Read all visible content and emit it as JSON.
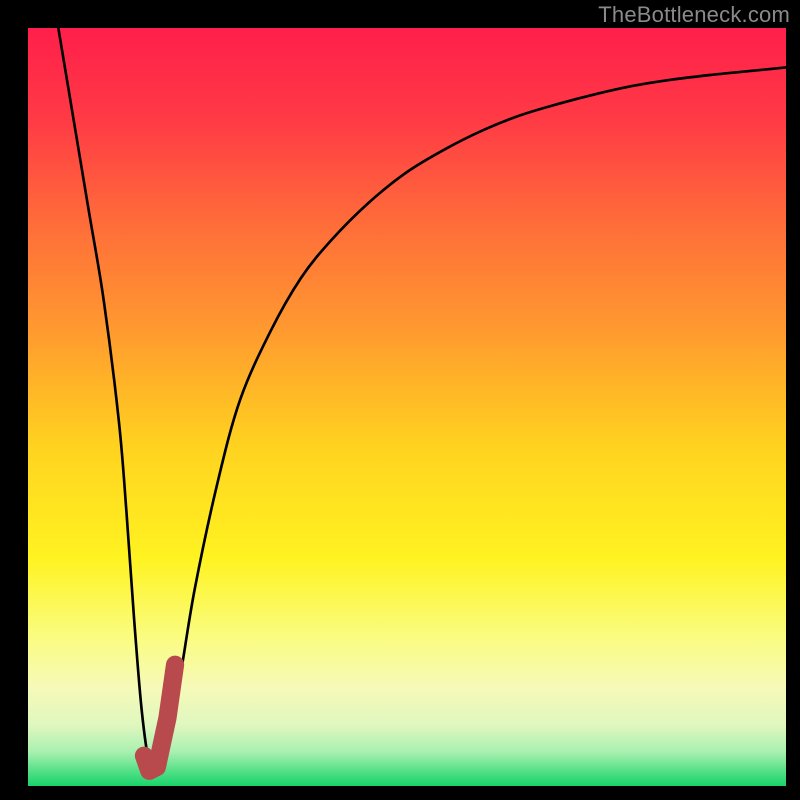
{
  "watermark": "TheBottleneck.com",
  "colors": {
    "frame": "#000000",
    "curve_stroke": "#000000",
    "marker_stroke": "#b8494c",
    "gradient_stops": [
      {
        "offset": 0.0,
        "color": "#ff1f4b"
      },
      {
        "offset": 0.12,
        "color": "#ff3a45"
      },
      {
        "offset": 0.25,
        "color": "#ff6a3a"
      },
      {
        "offset": 0.4,
        "color": "#ff9a2f"
      },
      {
        "offset": 0.55,
        "color": "#ffd21f"
      },
      {
        "offset": 0.7,
        "color": "#fff321"
      },
      {
        "offset": 0.8,
        "color": "#fafc7d"
      },
      {
        "offset": 0.87,
        "color": "#f6fab8"
      },
      {
        "offset": 0.92,
        "color": "#dff7bf"
      },
      {
        "offset": 0.955,
        "color": "#a9f0b0"
      },
      {
        "offset": 0.98,
        "color": "#55e087"
      },
      {
        "offset": 1.0,
        "color": "#17d36b"
      }
    ]
  },
  "chart_data": {
    "type": "line",
    "title": "",
    "xlabel": "",
    "ylabel": "",
    "xlim": [
      0,
      100
    ],
    "ylim": [
      0,
      100
    ],
    "series": [
      {
        "name": "bottleneck-curve",
        "x": [
          4,
          6,
          8,
          10,
          12,
          13,
          14,
          15,
          16,
          17,
          18,
          20,
          22,
          25,
          28,
          32,
          36,
          40,
          45,
          50,
          55,
          60,
          65,
          70,
          75,
          80,
          85,
          90,
          95,
          100
        ],
        "y": [
          100,
          88,
          76,
          64,
          48,
          36,
          22,
          10,
          3,
          2,
          4,
          14,
          26,
          40,
          51,
          60,
          67,
          72,
          77,
          81,
          84,
          86.5,
          88.5,
          90,
          91.3,
          92.4,
          93.2,
          93.8,
          94.3,
          94.8
        ]
      }
    ],
    "marker": {
      "name": "highlight-segment",
      "points": [
        {
          "x": 15.3,
          "y": 4
        },
        {
          "x": 16.0,
          "y": 2
        },
        {
          "x": 17.0,
          "y": 2.5
        },
        {
          "x": 18.4,
          "y": 9
        },
        {
          "x": 19.4,
          "y": 16
        }
      ]
    }
  }
}
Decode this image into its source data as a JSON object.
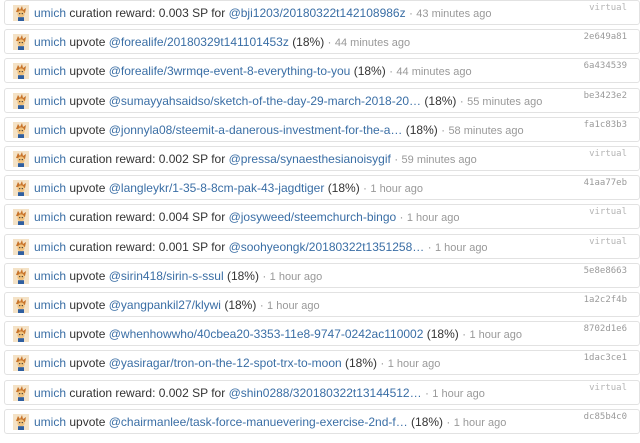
{
  "avatar_icon": "orange-cartoon-character-avatar",
  "colors": {
    "link": "#3a6ea5",
    "muted": "#999999",
    "border": "#e2e2e2"
  },
  "rows": [
    {
      "account": "umich",
      "op": "curation reward: 0.003 SP for",
      "link": "@bji1203/20180322t142108986z",
      "pct": "",
      "time": "43 minutes ago",
      "tx": "virtual"
    },
    {
      "account": "umich",
      "op": "upvote",
      "link": "@forealife/20180329t141101453z",
      "pct": "(18%)",
      "time": "44 minutes ago",
      "tx": "2e649a81"
    },
    {
      "account": "umich",
      "op": "upvote",
      "link": "@forealife/3wrmqe-event-8-everything-to-you",
      "pct": "(18%)",
      "time": "44 minutes ago",
      "tx": "6a434539"
    },
    {
      "account": "umich",
      "op": "upvote",
      "link": "@sumayyahsaidso/sketch-of-the-day-29-march-2018-20…",
      "pct": "(18%)",
      "time": "55 minutes ago",
      "tx": "be3423e2"
    },
    {
      "account": "umich",
      "op": "upvote",
      "link": "@jonnyla08/steemit-a-danerous-investment-for-the-a…",
      "pct": "(18%)",
      "time": "58 minutes ago",
      "tx": "fa1c83b3"
    },
    {
      "account": "umich",
      "op": "curation reward: 0.002 SP for",
      "link": "@pressa/synaesthesianoisygif",
      "pct": "",
      "time": "59 minutes ago",
      "tx": "virtual"
    },
    {
      "account": "umich",
      "op": "upvote",
      "link": "@langleykr/1-35-8-8cm-pak-43-jagdtiger",
      "pct": "(18%)",
      "time": "1 hour ago",
      "tx": "41aa77eb"
    },
    {
      "account": "umich",
      "op": "curation reward: 0.004 SP for",
      "link": "@josyweed/steemchurch-bingo",
      "pct": "",
      "time": "1 hour ago",
      "tx": "virtual"
    },
    {
      "account": "umich",
      "op": "curation reward: 0.001 SP for",
      "link": "@soohyeongk/20180322t1351258…",
      "pct": "",
      "time": "1 hour ago",
      "tx": "virtual"
    },
    {
      "account": "umich",
      "op": "upvote",
      "link": "@sirin418/sirin-s-ssul",
      "pct": "(18%)",
      "time": "1 hour ago",
      "tx": "5e8e8663"
    },
    {
      "account": "umich",
      "op": "upvote",
      "link": "@yangpankil27/klywi",
      "pct": "(18%)",
      "time": "1 hour ago",
      "tx": "1a2c2f4b"
    },
    {
      "account": "umich",
      "op": "upvote",
      "link": "@whenhowwho/40cbea20-3353-11e8-9747-0242ac110002",
      "pct": "(18%)",
      "time": "1 hour ago",
      "tx": "8702d1e6"
    },
    {
      "account": "umich",
      "op": "upvote",
      "link": "@yasiragar/tron-on-the-12-spot-trx-to-moon",
      "pct": "(18%)",
      "time": "1 hour ago",
      "tx": "1dac3ce1"
    },
    {
      "account": "umich",
      "op": "curation reward: 0.002 SP for",
      "link": "@shin0288/320180322t13144512…",
      "pct": "",
      "time": "1 hour ago",
      "tx": "virtual"
    },
    {
      "account": "umich",
      "op": "upvote",
      "link": "@chairmanlee/task-force-manuevering-exercise-2nd-f…",
      "pct": "(18%)",
      "time": "1 hour ago",
      "tx": "dc85b4c0"
    }
  ]
}
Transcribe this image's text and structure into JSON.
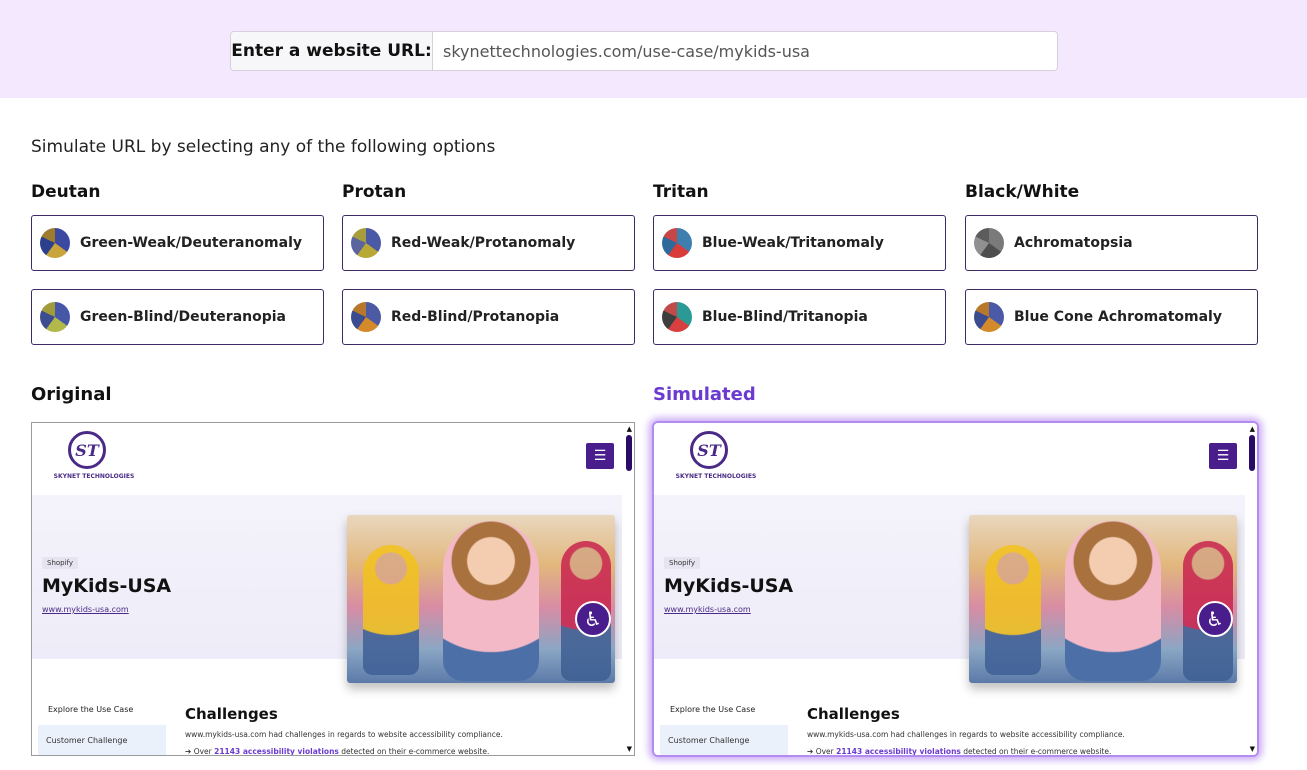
{
  "url_bar": {
    "label": "Enter a website URL:",
    "value": "skynettechnologies.com/use-case/mykids-usa"
  },
  "instructions": "Simulate URL by selecting any of the following options",
  "groups": [
    {
      "title": "Deutan",
      "options": [
        {
          "label": "Green-Weak/Deuteranomaly",
          "colors": [
            "#3b4aa0",
            "#c9a43a",
            "#2b3f8c",
            "#9d7c2e"
          ]
        },
        {
          "label": "Green-Blind/Deuteranopia",
          "colors": [
            "#4657a8",
            "#b3b84a",
            "#3c4d92",
            "#a09c3b"
          ]
        }
      ]
    },
    {
      "title": "Protan",
      "options": [
        {
          "label": "Red-Weak/Protanomaly",
          "colors": [
            "#4b5aa6",
            "#b8a835",
            "#5c64a0",
            "#a79d3c"
          ]
        },
        {
          "label": "Red-Blind/Protanopia",
          "colors": [
            "#4c5aa3",
            "#d4892b",
            "#3a4b8f",
            "#b7782c"
          ]
        }
      ]
    },
    {
      "title": "Tritan",
      "options": [
        {
          "label": "Blue-Weak/Tritanomaly",
          "colors": [
            "#3e7fb0",
            "#d93a3a",
            "#2c6a9c",
            "#c84646"
          ]
        },
        {
          "label": "Blue-Blind/Tritanopia",
          "colors": [
            "#2b9a95",
            "#d84040",
            "#3e3e3e",
            "#c14a4a"
          ]
        }
      ]
    },
    {
      "title": "Black/White",
      "options": [
        {
          "label": "Achromatopsia",
          "colors": [
            "#7a7a7a",
            "#4e4e4e",
            "#909090",
            "#5c5c5c"
          ]
        },
        {
          "label": "Blue Cone Achromatomaly",
          "colors": [
            "#4a5aa6",
            "#d4892b",
            "#3a4b8f",
            "#b7782c"
          ]
        }
      ]
    }
  ],
  "preview": {
    "original_title": "Original",
    "simulated_title": "Simulated",
    "logo_mark": "ST",
    "logo_text": "SKYNET TECHNOLOGIES",
    "menu_icon": "☰",
    "tag": "Shopify",
    "site_title": "MyKids-USA",
    "site_link": "www.mykids-usa.com",
    "accessibility_icon": "♿",
    "side_title": "Explore the Use Case",
    "side_item": "Customer Challenge",
    "challenges_title": "Challenges",
    "challenges_text": "www.mykids-usa.com had challenges in regards to website accessibility compliance.",
    "bullet_prefix": "Over ",
    "bullet_highlight": "21143 accessibility violations",
    "bullet_suffix": " detected on their e-commerce website.",
    "arrow_icon": "➔"
  },
  "colors": {
    "accent": "#6b3bd1",
    "topbar": "#f3e8fd",
    "border": "#3d2a66"
  }
}
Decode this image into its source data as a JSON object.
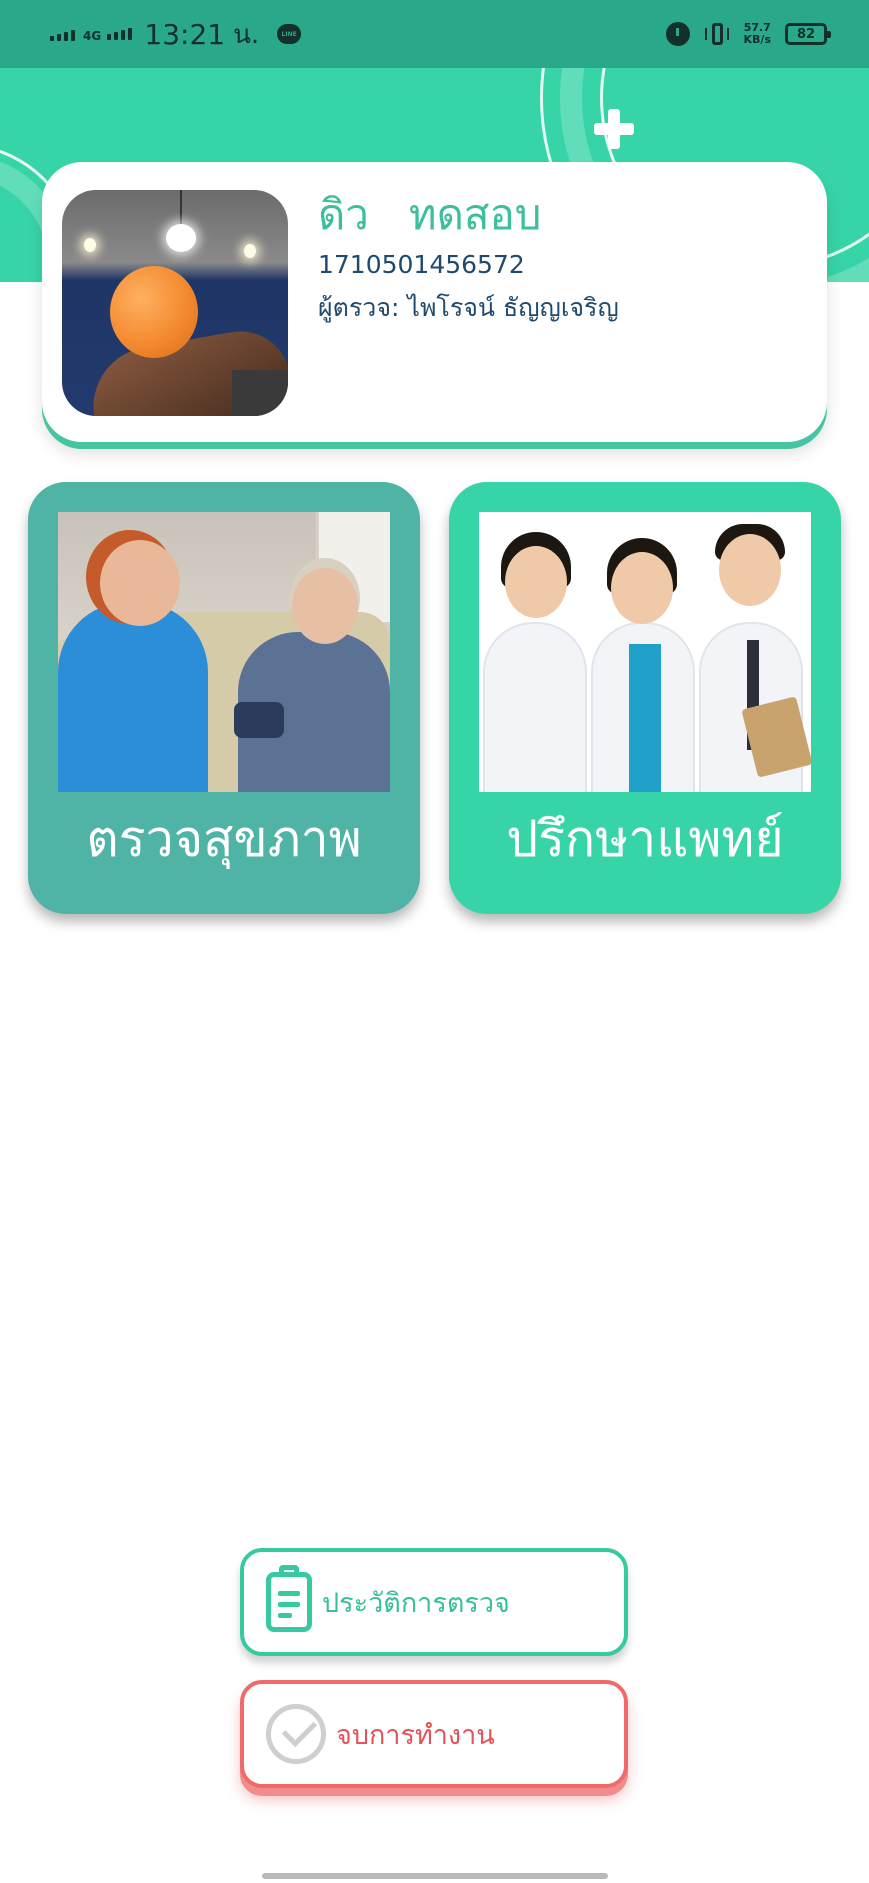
+ + + + + + +
WHAT TO DO:
How many of the listing's lines contain "JSON"? Respond with a single number and nothing else.

ANSWER BELOW:
4